======== Records supplied ========
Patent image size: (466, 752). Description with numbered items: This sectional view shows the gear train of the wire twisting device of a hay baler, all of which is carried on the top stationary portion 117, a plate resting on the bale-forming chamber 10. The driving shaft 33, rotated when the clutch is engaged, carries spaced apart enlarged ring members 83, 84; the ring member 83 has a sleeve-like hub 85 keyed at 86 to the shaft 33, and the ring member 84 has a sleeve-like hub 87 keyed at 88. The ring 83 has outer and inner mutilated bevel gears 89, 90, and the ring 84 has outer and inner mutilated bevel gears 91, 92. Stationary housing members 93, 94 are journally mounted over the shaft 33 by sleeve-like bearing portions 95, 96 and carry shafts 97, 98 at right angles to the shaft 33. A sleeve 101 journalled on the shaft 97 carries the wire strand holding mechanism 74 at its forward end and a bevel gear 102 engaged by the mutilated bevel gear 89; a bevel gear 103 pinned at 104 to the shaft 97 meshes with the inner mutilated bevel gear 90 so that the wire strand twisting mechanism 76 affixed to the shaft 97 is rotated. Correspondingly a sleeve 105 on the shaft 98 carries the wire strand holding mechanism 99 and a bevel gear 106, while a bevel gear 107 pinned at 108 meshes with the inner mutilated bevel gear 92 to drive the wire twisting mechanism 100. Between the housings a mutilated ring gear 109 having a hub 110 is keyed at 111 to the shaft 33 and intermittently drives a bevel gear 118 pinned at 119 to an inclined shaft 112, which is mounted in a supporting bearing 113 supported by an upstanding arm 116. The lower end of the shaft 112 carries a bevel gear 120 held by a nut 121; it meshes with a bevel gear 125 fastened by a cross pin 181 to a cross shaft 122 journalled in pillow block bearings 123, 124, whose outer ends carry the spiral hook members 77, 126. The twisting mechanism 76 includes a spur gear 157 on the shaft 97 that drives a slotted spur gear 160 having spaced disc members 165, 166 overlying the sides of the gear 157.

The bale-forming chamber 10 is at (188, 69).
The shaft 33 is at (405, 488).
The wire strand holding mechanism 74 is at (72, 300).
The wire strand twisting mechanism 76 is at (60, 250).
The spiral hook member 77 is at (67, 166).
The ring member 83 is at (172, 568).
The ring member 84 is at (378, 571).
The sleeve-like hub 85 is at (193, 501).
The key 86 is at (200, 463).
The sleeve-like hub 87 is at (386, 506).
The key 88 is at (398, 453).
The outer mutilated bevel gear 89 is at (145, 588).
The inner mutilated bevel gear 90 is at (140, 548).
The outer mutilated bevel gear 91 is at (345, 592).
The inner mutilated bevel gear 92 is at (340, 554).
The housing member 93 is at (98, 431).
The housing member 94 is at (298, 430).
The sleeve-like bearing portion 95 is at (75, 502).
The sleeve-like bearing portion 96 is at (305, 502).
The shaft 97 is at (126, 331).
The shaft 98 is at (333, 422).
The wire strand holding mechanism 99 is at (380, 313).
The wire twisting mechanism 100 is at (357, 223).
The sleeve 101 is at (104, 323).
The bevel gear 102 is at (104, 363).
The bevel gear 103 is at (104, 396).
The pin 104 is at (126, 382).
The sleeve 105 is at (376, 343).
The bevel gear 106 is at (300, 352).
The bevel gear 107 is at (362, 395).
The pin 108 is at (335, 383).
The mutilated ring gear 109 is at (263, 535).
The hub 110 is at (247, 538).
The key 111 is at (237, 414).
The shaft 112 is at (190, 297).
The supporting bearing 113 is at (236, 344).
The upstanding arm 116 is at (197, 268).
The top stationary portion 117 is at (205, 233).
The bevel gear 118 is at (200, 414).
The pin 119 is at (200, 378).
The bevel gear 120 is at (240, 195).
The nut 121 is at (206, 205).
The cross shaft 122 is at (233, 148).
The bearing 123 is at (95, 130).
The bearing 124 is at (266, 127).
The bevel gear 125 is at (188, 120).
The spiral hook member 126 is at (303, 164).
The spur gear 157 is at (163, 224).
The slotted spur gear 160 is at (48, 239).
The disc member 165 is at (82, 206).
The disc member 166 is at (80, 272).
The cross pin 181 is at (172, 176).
========
» **Short problem**
Rewrite all of the lines above, replacing "hay baler" with "hay press" and keeping everything else the same.

» **Reply**
Patent image size: (466, 752). Description with numbered items: This sectional view shows the gear train of the wire twisting device of a hay press, all of which is carried on the top stationary portion 117, a plate resting on the bale-forming chamber 10. The driving shaft 33, rotated when the clutch is engaged, carries spaced apart enlarged ring members 83, 84; the ring member 83 has a sleeve-like hub 85 keyed at 86 to the shaft 33, and the ring member 84 has a sleeve-like hub 87 keyed at 88. The ring 83 has outer and inner mutilated bevel gears 89, 90, and the ring 84 has outer and inner mutilated bevel gears 91, 92. Stationary housing members 93, 94 are journally mounted over the shaft 33 by sleeve-like bearing portions 95, 96 and carry shafts 97, 98 at right angles to the shaft 33. A sleeve 101 journalled on the shaft 97 carries the wire strand holding mechanism 74 at its forward end and a bevel gear 102 engaged by the mutilated bevel gear 89; a bevel gear 103 pinned at 104 to the shaft 97 meshes with the inner mutilated bevel gear 90 so that the wire strand twisting mechanism 76 affixed to the shaft 97 is rotated. Correspondingly a sleeve 105 on the shaft 98 carries the wire strand holding mechanism 99 and a bevel gear 106, while a bevel gear 107 pinned at 108 meshes with the inner mutilated bevel gear 92 to drive the wire twisting mechanism 100. Between the housings a mutilated ring gear 109 having a hub 110 is keyed at 111 to the shaft 33 and intermittently drives a bevel gear 118 pinned at 119 to an inclined shaft 112, which is mounted in a supporting bearing 113 supported by an upstanding arm 116. The lower end of the shaft 112 carries a bevel gear 120 held by a nut 121; it meshes with a bevel gear 125 fastened by a cross pin 181 to a cross shaft 122 journalled in pillow block bearings 123, 124, whose outer ends carry the spiral hook members 77, 126. The twisting mechanism 76 includes a spur gear 157 on the shaft 97 that drives a slotted spur gear 160 having spaced disc members 165, 166 overlying the sides of the gear 157.

The bale-forming chamber 10 is at (188, 69).
The shaft 33 is at (405, 488).
The wire strand holding mechanism 74 is at (72, 300).
The wire strand twisting mechanism 76 is at (60, 250).
The spiral hook member 77 is at (67, 166).
The ring member 83 is at (172, 568).
The ring member 84 is at (378, 571).
The sleeve-like hub 85 is at (193, 501).
The key 86 is at (200, 463).
The sleeve-like hub 87 is at (386, 506).
The key 88 is at (398, 453).
The outer mutilated bevel gear 89 is at (145, 588).
The inner mutilated bevel gear 90 is at (140, 548).
The outer mutilated bevel gear 91 is at (345, 592).
The inner mutilated bevel gear 92 is at (340, 554).
The housing member 93 is at (98, 431).
The housing member 94 is at (298, 430).
The sleeve-like bearing portion 95 is at (75, 502).
The sleeve-like bearing portion 96 is at (305, 502).
The shaft 97 is at (126, 331).
The shaft 98 is at (333, 422).
The wire strand holding mechanism 99 is at (380, 313).
The wire twisting mechanism 100 is at (357, 223).
The sleeve 101 is at (104, 323).
The bevel gear 102 is at (104, 363).
The bevel gear 103 is at (104, 396).
The pin 104 is at (126, 382).
The sleeve 105 is at (376, 343).
The bevel gear 106 is at (300, 352).
The bevel gear 107 is at (362, 395).
The pin 108 is at (335, 383).
The mutilated ring gear 109 is at (263, 535).
The hub 110 is at (247, 538).
The key 111 is at (237, 414).
The shaft 112 is at (190, 297).
The supporting bearing 113 is at (236, 344).
The upstanding arm 116 is at (197, 268).
The top stationary portion 117 is at (205, 233).
The bevel gear 118 is at (200, 414).
The pin 119 is at (200, 378).
The bevel gear 120 is at (240, 195).
The nut 121 is at (206, 205).
The cross shaft 122 is at (233, 148).
The bearing 123 is at (95, 130).
The bearing 124 is at (266, 127).
The bevel gear 125 is at (188, 120).
The spiral hook member 126 is at (303, 164).
The spur gear 157 is at (163, 224).
The slotted spur gear 160 is at (48, 239).
The disc member 165 is at (82, 206).
The disc member 166 is at (80, 272).
The cross pin 181 is at (172, 176).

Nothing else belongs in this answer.